**INSTRUCTIONS TO FOLLOW**:
List each line of the data that contains the string "label".

— begin —

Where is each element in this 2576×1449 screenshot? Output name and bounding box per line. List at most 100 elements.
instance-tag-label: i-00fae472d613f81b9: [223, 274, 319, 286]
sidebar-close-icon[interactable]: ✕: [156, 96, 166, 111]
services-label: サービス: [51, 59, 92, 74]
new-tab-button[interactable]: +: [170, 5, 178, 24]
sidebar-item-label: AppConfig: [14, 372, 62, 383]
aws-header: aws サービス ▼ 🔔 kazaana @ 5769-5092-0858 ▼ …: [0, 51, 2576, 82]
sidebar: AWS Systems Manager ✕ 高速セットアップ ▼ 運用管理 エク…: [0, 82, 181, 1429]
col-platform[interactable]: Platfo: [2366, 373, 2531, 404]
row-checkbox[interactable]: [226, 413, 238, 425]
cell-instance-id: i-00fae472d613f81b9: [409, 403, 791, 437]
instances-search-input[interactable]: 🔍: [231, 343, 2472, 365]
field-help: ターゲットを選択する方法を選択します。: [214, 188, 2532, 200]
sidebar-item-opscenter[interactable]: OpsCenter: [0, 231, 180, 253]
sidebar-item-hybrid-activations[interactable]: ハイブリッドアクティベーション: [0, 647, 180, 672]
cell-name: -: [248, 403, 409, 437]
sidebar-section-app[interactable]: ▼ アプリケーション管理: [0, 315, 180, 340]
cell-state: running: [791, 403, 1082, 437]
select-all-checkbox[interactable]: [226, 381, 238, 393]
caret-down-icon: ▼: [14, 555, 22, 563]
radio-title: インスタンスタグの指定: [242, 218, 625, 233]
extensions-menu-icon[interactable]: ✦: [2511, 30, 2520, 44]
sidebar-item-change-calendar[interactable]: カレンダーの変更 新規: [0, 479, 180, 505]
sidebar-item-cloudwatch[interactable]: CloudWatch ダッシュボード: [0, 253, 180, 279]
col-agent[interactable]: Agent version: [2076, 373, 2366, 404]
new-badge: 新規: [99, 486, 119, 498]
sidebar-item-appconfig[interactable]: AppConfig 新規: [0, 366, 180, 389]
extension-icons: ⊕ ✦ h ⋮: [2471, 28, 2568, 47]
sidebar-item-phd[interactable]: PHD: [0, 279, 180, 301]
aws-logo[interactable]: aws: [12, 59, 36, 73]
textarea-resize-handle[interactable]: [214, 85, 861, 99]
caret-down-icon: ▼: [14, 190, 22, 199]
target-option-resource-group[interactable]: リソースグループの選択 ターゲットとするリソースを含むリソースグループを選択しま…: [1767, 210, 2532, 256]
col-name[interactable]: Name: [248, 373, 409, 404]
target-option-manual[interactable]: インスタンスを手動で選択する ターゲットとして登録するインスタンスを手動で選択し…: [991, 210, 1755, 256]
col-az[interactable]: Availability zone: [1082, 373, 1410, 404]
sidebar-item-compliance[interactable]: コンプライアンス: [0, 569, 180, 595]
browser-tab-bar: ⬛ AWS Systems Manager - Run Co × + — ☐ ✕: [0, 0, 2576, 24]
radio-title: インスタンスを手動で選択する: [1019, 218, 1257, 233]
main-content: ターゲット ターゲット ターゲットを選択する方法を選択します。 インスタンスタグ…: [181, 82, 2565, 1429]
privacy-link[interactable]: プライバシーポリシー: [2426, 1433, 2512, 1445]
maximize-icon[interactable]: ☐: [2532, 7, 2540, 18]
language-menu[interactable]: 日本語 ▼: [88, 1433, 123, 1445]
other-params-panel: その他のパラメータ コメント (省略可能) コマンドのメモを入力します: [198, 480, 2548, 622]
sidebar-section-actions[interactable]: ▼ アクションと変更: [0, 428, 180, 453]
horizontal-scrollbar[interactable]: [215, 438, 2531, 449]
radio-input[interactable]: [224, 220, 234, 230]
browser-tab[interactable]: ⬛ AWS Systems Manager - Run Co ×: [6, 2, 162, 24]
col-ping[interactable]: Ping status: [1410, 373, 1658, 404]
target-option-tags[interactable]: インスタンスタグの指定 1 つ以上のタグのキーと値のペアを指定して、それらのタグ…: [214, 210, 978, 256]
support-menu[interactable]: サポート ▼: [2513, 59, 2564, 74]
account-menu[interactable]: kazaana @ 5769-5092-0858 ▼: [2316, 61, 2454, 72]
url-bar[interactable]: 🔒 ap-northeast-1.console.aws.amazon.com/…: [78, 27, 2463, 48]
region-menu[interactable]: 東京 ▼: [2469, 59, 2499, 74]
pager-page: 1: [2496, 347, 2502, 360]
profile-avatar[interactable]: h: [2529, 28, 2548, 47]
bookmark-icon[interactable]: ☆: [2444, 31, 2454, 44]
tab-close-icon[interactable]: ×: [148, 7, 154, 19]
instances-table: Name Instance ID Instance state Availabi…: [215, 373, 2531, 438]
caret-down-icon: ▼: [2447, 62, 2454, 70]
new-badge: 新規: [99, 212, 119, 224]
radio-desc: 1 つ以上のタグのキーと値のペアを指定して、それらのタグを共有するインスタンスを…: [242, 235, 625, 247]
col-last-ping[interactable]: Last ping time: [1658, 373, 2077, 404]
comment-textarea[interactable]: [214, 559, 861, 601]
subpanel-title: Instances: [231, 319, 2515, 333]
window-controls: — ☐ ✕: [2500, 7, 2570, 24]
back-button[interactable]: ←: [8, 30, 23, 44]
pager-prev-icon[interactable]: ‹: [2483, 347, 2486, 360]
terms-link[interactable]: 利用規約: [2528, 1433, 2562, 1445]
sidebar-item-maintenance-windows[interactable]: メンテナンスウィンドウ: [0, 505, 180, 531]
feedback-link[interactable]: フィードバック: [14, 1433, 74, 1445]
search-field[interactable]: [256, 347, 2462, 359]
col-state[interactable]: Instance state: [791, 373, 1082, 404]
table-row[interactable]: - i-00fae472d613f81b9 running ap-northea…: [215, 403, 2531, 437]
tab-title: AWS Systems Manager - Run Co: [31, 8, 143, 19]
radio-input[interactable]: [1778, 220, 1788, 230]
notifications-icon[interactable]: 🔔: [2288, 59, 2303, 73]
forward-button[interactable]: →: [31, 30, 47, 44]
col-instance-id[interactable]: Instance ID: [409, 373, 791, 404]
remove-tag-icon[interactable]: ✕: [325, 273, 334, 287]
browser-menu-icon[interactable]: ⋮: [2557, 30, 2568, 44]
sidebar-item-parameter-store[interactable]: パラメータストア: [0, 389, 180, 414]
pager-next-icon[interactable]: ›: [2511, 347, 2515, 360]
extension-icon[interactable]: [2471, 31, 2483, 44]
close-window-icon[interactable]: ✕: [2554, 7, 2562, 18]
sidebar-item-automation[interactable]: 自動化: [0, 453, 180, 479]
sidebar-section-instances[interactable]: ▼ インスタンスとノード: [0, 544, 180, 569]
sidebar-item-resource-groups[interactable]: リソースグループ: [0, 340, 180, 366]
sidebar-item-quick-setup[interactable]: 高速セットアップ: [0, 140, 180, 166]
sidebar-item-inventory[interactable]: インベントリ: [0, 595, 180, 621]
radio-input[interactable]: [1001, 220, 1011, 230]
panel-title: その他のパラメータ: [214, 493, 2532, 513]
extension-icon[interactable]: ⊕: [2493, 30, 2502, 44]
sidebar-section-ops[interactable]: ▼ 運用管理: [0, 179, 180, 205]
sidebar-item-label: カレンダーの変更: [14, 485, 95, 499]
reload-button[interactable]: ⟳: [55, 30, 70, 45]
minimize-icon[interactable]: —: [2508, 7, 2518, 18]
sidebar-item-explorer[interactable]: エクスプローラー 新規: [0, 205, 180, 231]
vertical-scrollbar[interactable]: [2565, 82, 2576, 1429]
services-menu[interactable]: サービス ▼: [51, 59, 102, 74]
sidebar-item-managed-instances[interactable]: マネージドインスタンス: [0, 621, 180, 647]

— end —

**TASK ANSWER**:
instance-tag-label: i-00fae472d613f81b9: [223, 274, 319, 286]
services-label: サービス: [51, 59, 92, 74]
sidebar-item-label: AppConfig: [14, 372, 62, 383]
sidebar-item-label: カレンダーの変更: [14, 485, 95, 499]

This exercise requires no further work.